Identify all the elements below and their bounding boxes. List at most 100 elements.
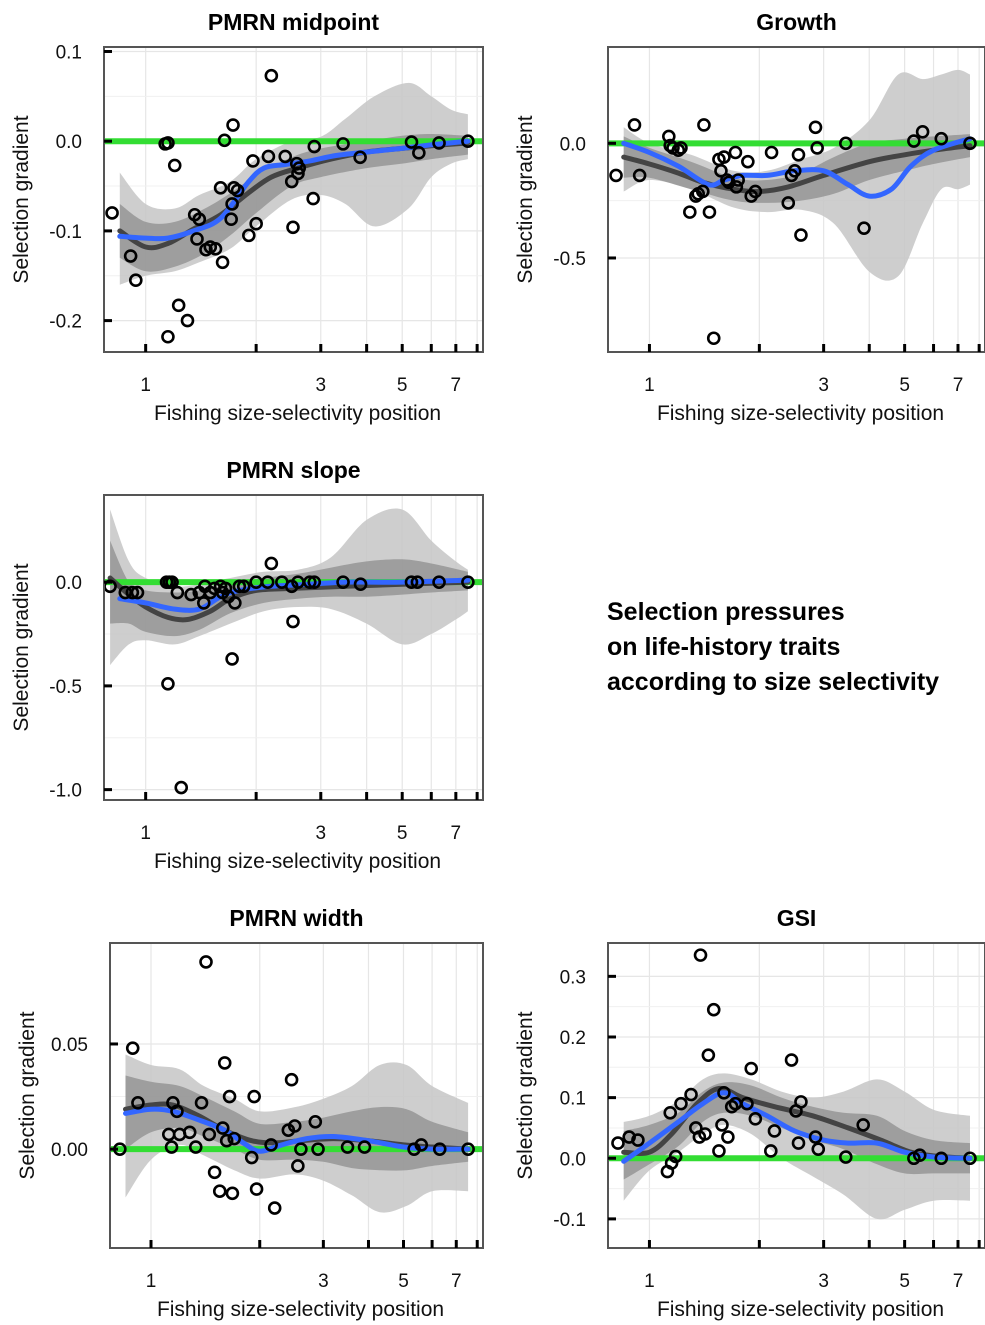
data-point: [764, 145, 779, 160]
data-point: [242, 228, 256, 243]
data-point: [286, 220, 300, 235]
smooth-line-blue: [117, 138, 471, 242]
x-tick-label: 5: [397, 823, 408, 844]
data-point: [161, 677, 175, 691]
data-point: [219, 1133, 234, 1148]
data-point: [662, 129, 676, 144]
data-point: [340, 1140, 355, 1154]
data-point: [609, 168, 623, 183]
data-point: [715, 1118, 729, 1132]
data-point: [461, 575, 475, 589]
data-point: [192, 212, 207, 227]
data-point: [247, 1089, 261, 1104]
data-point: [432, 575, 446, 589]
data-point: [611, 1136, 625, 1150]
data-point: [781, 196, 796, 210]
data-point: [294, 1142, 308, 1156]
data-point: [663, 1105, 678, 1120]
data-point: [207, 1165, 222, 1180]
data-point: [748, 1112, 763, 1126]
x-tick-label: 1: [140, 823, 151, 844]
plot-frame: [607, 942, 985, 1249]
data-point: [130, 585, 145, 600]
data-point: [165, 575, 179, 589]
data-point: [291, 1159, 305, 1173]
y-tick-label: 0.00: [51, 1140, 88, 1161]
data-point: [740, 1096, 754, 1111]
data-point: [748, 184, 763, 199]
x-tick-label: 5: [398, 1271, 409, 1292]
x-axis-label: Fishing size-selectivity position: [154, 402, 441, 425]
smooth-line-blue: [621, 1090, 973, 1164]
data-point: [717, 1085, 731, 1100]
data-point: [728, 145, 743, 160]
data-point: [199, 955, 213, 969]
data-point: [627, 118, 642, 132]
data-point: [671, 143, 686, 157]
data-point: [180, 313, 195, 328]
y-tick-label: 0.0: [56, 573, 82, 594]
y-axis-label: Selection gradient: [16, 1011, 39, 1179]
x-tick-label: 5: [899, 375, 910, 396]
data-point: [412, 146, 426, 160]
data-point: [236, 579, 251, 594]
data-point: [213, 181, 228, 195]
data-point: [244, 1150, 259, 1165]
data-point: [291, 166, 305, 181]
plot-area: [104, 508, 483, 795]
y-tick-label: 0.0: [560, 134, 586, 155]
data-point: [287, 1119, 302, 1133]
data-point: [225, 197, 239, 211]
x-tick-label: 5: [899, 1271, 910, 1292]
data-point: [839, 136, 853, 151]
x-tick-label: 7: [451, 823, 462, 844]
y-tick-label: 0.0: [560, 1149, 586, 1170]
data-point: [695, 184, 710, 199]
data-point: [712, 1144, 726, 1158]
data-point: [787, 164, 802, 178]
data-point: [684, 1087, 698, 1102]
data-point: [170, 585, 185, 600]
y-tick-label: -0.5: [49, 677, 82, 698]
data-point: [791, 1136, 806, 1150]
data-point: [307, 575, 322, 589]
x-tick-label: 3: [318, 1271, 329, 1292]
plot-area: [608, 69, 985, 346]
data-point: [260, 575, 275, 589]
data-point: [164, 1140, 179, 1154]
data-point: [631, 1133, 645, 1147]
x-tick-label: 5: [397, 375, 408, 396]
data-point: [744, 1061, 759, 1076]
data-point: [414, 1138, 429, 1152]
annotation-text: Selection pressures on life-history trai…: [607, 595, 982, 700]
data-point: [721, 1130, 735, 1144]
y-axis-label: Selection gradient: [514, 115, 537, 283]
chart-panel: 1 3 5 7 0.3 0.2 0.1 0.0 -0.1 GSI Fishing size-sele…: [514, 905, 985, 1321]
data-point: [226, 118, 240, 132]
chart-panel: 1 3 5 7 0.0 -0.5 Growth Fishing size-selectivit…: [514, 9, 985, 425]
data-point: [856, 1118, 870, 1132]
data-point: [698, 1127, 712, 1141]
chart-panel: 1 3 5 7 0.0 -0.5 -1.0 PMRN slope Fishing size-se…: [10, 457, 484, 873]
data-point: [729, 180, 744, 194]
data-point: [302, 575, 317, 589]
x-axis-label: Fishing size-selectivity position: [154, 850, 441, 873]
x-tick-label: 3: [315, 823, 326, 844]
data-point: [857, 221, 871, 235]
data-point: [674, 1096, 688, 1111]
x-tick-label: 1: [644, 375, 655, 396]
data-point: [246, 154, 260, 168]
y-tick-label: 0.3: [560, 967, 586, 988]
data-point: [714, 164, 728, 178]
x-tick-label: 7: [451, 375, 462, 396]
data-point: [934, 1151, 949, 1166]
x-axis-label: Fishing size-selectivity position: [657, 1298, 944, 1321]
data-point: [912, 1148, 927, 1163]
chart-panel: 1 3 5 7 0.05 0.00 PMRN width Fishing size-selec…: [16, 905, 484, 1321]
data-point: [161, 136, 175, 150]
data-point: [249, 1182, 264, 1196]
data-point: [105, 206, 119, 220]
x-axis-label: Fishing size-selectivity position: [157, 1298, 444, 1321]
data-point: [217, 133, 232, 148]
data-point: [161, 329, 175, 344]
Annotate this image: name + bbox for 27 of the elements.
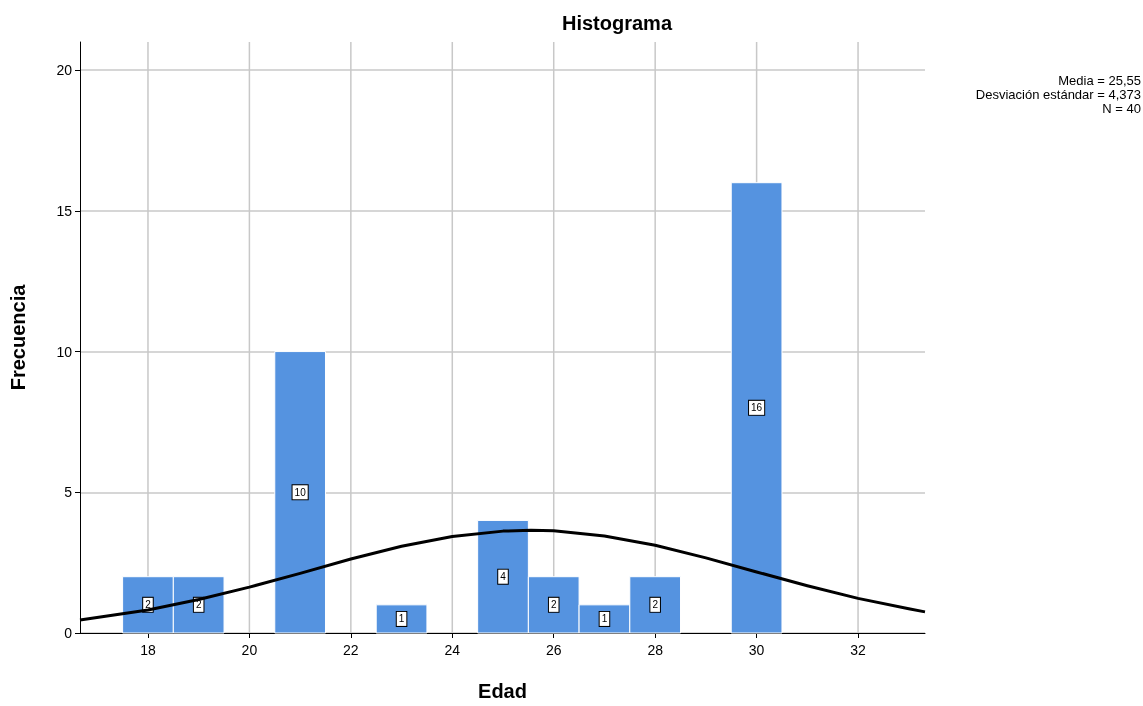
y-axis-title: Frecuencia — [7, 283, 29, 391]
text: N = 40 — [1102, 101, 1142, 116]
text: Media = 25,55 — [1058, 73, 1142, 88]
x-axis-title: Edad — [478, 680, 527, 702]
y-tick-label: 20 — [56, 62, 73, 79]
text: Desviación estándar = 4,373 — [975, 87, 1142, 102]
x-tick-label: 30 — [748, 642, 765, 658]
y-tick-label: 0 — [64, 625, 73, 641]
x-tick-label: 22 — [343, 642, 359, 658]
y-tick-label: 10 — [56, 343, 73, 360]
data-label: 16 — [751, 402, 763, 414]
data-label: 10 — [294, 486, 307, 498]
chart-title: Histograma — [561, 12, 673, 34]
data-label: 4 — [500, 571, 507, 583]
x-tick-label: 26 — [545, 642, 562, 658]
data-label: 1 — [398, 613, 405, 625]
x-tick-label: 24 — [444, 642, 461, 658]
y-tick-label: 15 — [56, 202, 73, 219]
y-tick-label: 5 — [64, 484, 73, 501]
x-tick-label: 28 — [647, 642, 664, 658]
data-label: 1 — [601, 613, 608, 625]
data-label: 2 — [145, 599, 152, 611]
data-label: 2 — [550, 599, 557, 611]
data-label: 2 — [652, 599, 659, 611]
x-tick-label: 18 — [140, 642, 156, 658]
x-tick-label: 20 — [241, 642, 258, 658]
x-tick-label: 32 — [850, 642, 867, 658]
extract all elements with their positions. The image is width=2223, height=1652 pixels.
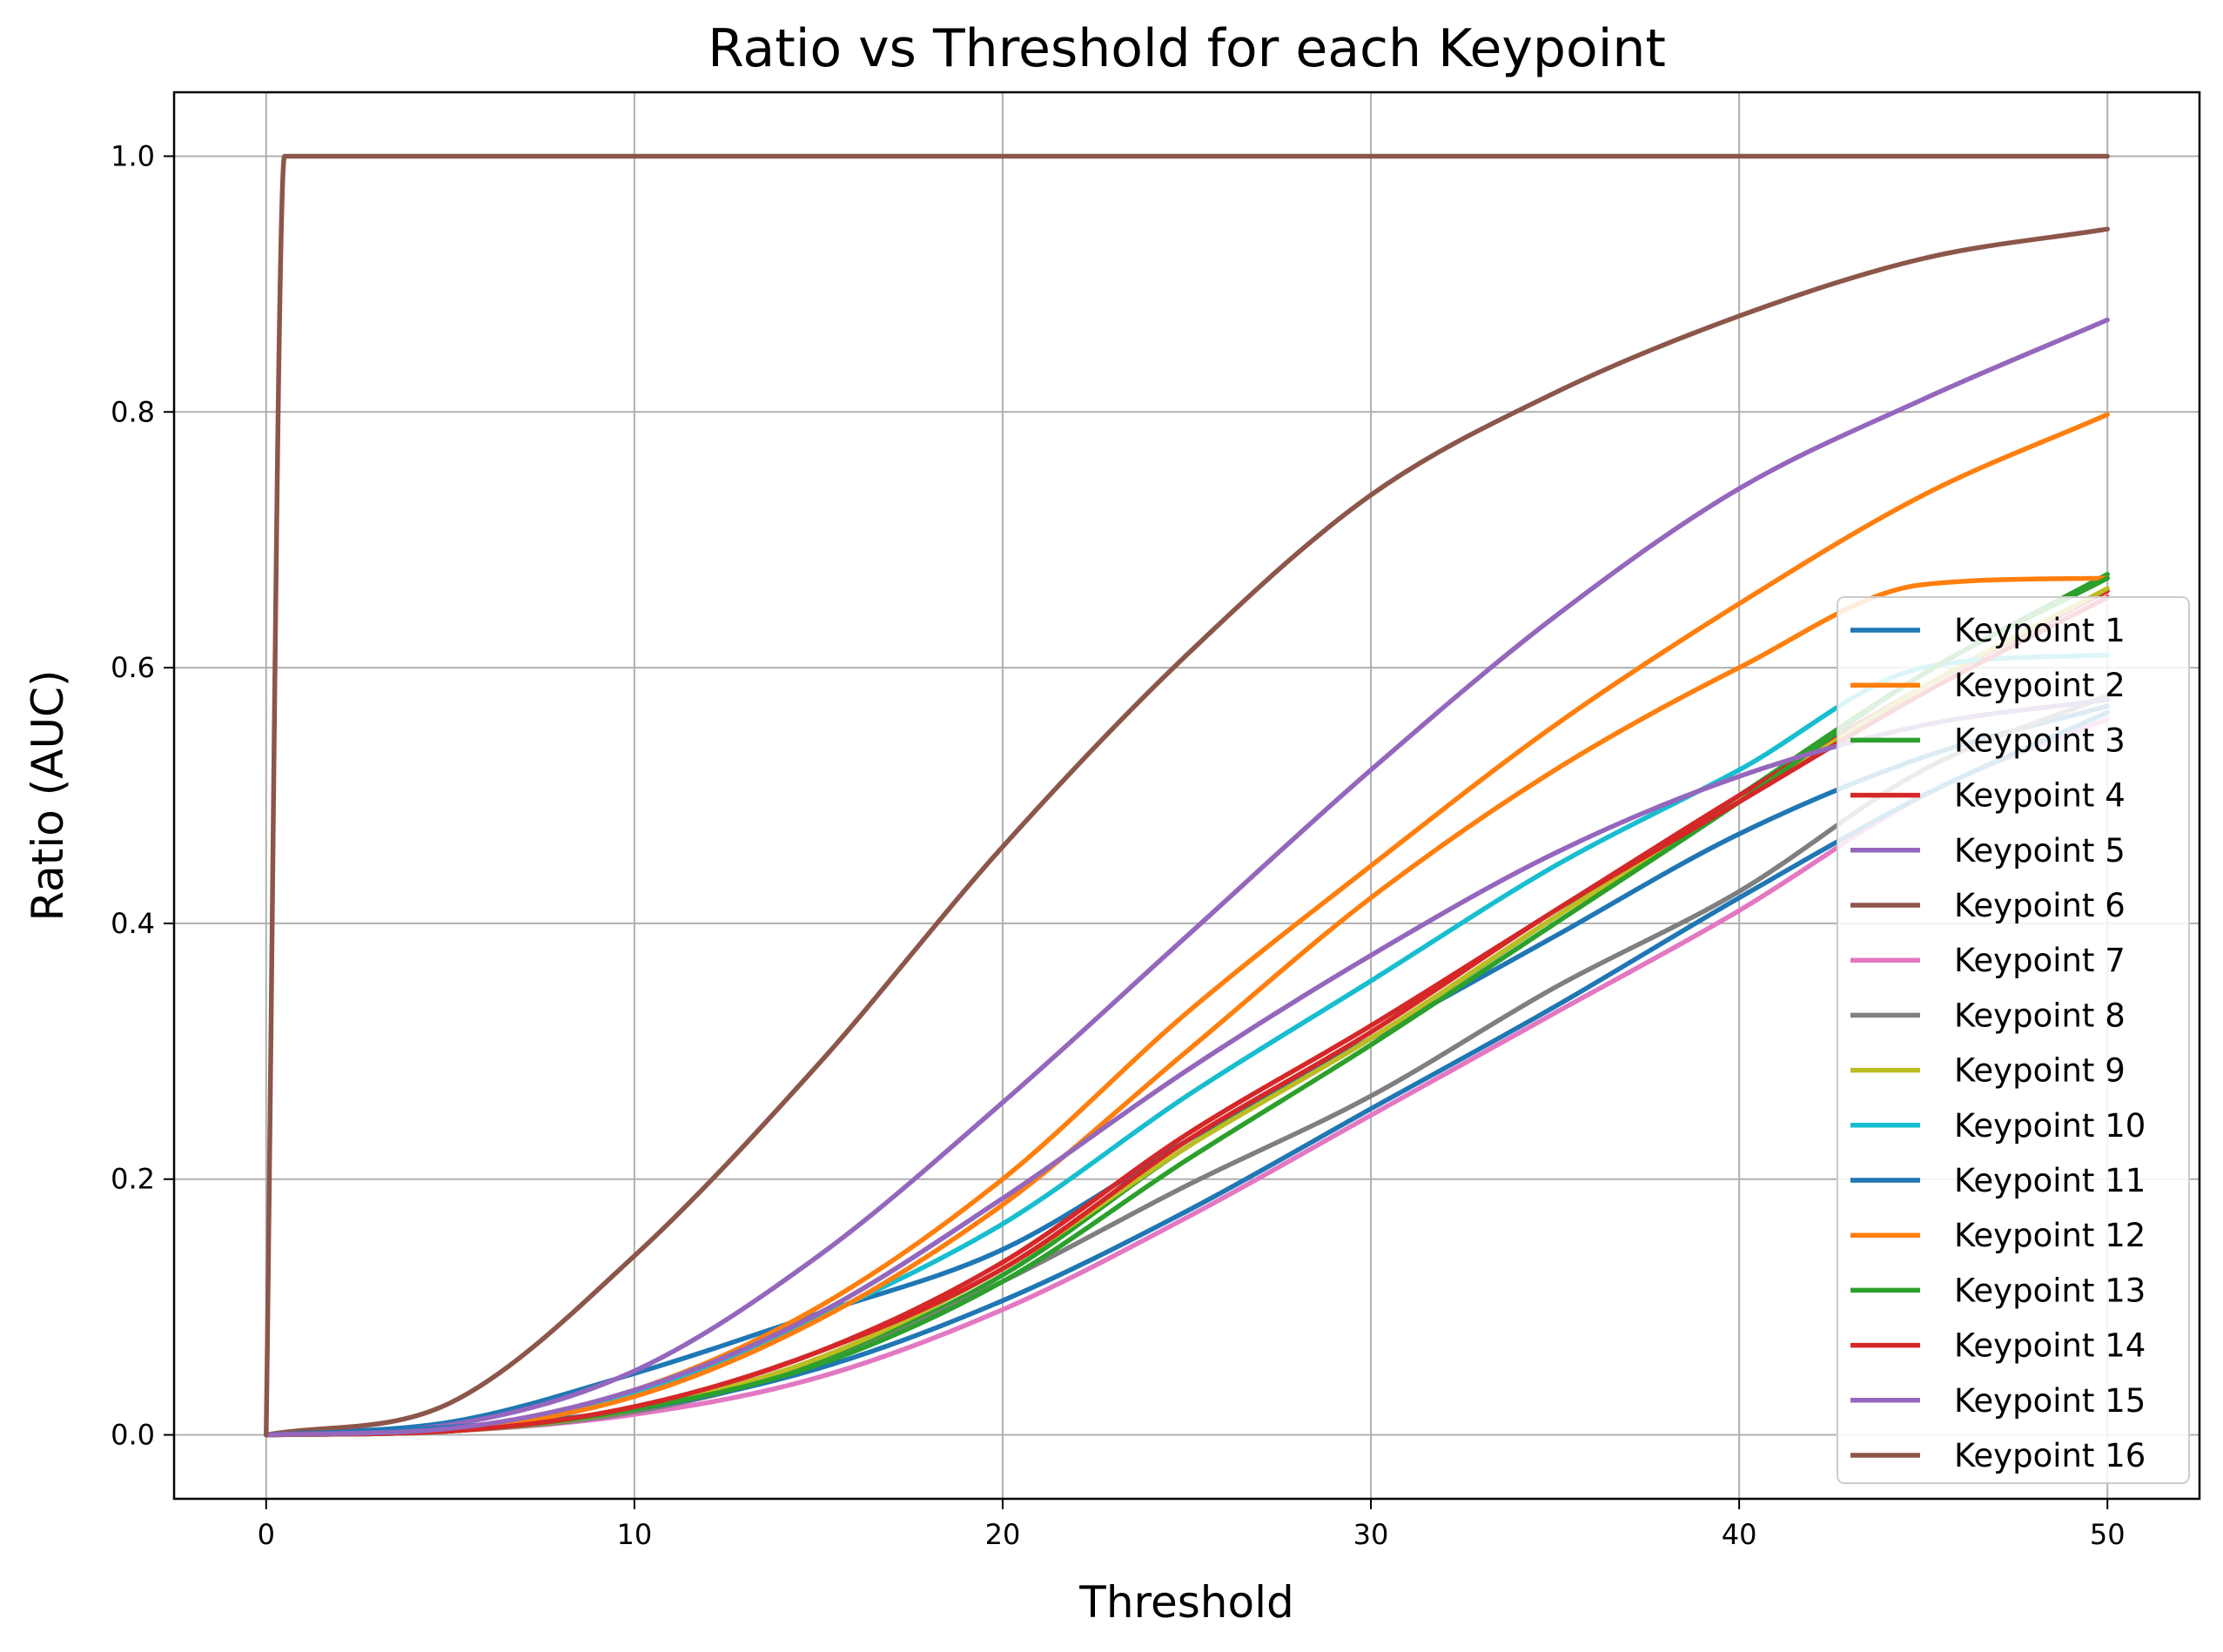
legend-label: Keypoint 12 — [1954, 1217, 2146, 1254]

▶ [TASK DETAILS]
Copy every one of the lines above word for word, in the same order, and leave out the pictures.

▶ [SOLVED EXERCISE]
Identify all the elements below and their bounding boxes. List at most 100 elements.
data-point: [764, 145, 779, 160]
data-point: [242, 228, 256, 243]
data-point: [286, 220, 300, 235]
smooth-line-blue: [117, 138, 471, 242]
x-tick-label: 5: [397, 823, 408, 844]
data-point: [161, 677, 175, 691]
data-point: [219, 1133, 234, 1148]
data-point: [662, 129, 676, 144]
data-point: [340, 1140, 355, 1154]
data-point: [609, 168, 623, 183]
data-point: [715, 1118, 729, 1132]
data-point: [461, 575, 475, 589]
data-point: [192, 212, 207, 227]
data-point: [247, 1089, 261, 1104]
data-point: [432, 575, 446, 589]
data-point: [611, 1136, 625, 1150]
data-point: [781, 196, 796, 210]
data-point: [294, 1142, 308, 1156]
data-point: [663, 1105, 678, 1120]
data-point: [207, 1165, 222, 1180]
data-point: [748, 1112, 763, 1126]
x-tick-label: 1: [140, 823, 151, 844]
plot-frame: [607, 942, 985, 1249]
data-point: [130, 585, 145, 600]
data-point: [165, 575, 179, 589]
data-point: [291, 1159, 305, 1173]
y-tick-label: 0.00: [51, 1140, 88, 1161]
data-point: [740, 1096, 754, 1111]
data-point: [748, 184, 763, 199]
x-tick-label: 5: [398, 1271, 409, 1292]
x-axis-label: Fishing size-selectivity position: [154, 402, 441, 425]
smooth-line-blue: [621, 1090, 973, 1164]
data-point: [717, 1085, 731, 1100]
data-point: [728, 145, 743, 160]
data-point: [199, 955, 213, 969]
data-point: [627, 118, 642, 132]
data-point: [671, 143, 686, 157]
data-point: [180, 313, 195, 328]
y-tick-label: 0.0: [56, 573, 82, 594]
y-axis-label: Selection gradient: [16, 1011, 39, 1179]
x-tick-label: 5: [899, 375, 910, 396]
data-point: [412, 146, 426, 160]
data-point: [236, 579, 251, 594]
data-point: [213, 181, 228, 195]
data-point: [244, 1150, 259, 1165]
data-point: [291, 166, 305, 181]
plot-area: [104, 508, 483, 795]
y-tick-label: 0.0: [560, 134, 586, 155]
data-point: [287, 1119, 302, 1133]
data-point: [225, 197, 239, 211]
x-tick-label: 5: [899, 1271, 910, 1292]
data-point: [839, 136, 853, 151]
x-tick-label: 7: [451, 823, 462, 844]
y-tick-label: 0.0: [560, 1149, 586, 1170]
data-point: [695, 184, 710, 199]
data-point: [712, 1144, 726, 1158]
data-point: [787, 164, 802, 178]
data-point: [684, 1087, 698, 1102]
data-point: [170, 585, 185, 600]
y-tick-label: -0.5: [49, 677, 82, 698]
data-point: [791, 1136, 806, 1150]
data-point: [307, 575, 322, 589]
x-tick-label: 3: [318, 1271, 329, 1292]
plot-area: [608, 69, 985, 346]
data-point: [260, 575, 275, 589]
data-point: [164, 1140, 179, 1154]
data-point: [631, 1133, 645, 1147]
x-tick-label: 5: [397, 375, 408, 396]
data-point: [744, 1061, 759, 1076]
data-point: [414, 1138, 429, 1152]
annotation-text: Selection pressures on life-history trai…: [607, 595, 982, 700]
data-point: [721, 1130, 735, 1144]
y-axis-label: Selection gradient: [514, 115, 537, 283]
chart-panel: 1 3 5 7 0.3 0.2 0.1 0.0 -0.1 GSI Fishing size-sele…: [514, 905, 985, 1321]
data-point: [226, 118, 240, 132]
chart-panel: 1 3 5 7 0.0 -0.5 Growth Fishing size-selectivit…: [514, 9, 985, 425]
data-point: [856, 1118, 870, 1132]
data-point: [698, 1127, 712, 1141]
chart-panel: 1 3 5 7 0.0 -0.5 -1.0 PMRN slope Fishing size-se…: [10, 457, 484, 873]
data-point: [729, 180, 744, 194]
data-point: [302, 575, 317, 589]
x-axis-label: Fishing size-selectivity position: [154, 850, 441, 873]
x-tick-label: 3: [315, 823, 326, 844]
data-point: [857, 221, 871, 235]
data-point: [674, 1096, 688, 1111]
x-tick-label: 1: [644, 375, 655, 396]
data-point: [246, 154, 260, 168]
y-tick-label: 0.3: [560, 967, 586, 988]
data-point: [714, 164, 728, 178]
x-tick-label: 7: [451, 375, 462, 396]
data-point: [934, 1151, 949, 1166]
x-axis-label: Fishing size-selectivity position: [657, 1298, 944, 1321]
data-point: [912, 1148, 927, 1163]
chart-panel: 1 3 5 7 0.05 0.00 PMRN width Fishing size-selec…: [16, 905, 484, 1321]
data-point: [161, 136, 175, 150]
data-point: [249, 1182, 264, 1196]
data-point: [105, 206, 119, 220]
x-axis-label: Fishing size-selectivity position: [157, 1298, 444, 1321]
data-point: [217, 133, 232, 148]
data-point: [161, 329, 175, 344]
Annotate this image: name + bbox for 27 of the elements.
y-axis-title: Frecuencia — [7, 283, 29, 391]
text: N = 40 — [1102, 101, 1142, 116]
text: Media = 25,55 — [1058, 73, 1142, 88]
x-axis-title: Edad — [478, 680, 527, 702]
y-tick-label: 20 — [56, 62, 73, 79]
text: Desviación estándar = 4,373 — [975, 87, 1142, 102]
x-tick-label: 30 — [748, 642, 765, 658]
y-tick-label: 0 — [64, 625, 73, 641]
x-tick-label: 22 — [343, 642, 359, 658]
y-tick-label: 10 — [56, 343, 73, 360]
data-label: 16 — [751, 402, 763, 414]
data-label: 10 — [294, 486, 307, 498]
chart-title: Histograma — [561, 12, 673, 34]
data-label: 4 — [500, 571, 507, 583]
x-tick-label: 26 — [545, 642, 562, 658]
data-label: 1 — [398, 613, 405, 625]
x-tick-label: 24 — [444, 642, 461, 658]
y-tick-label: 15 — [56, 202, 73, 219]
y-tick-label: 5 — [64, 484, 73, 501]
x-tick-label: 28 — [647, 642, 664, 658]
data-label: 1 — [601, 613, 608, 625]
data-label: 2 — [145, 599, 152, 611]
data-label: 2 — [550, 599, 557, 611]
data-label: 2 — [652, 599, 659, 611]
x-tick-label: 18 — [140, 642, 156, 658]
x-tick-label: 20 — [241, 642, 258, 658]
x-tick-label: 32 — [850, 642, 867, 658]
extract all elements with their positions. The image is width=2223, height=1652 pixels.
legend-label: Keypoint 12 — [1954, 1217, 2146, 1254]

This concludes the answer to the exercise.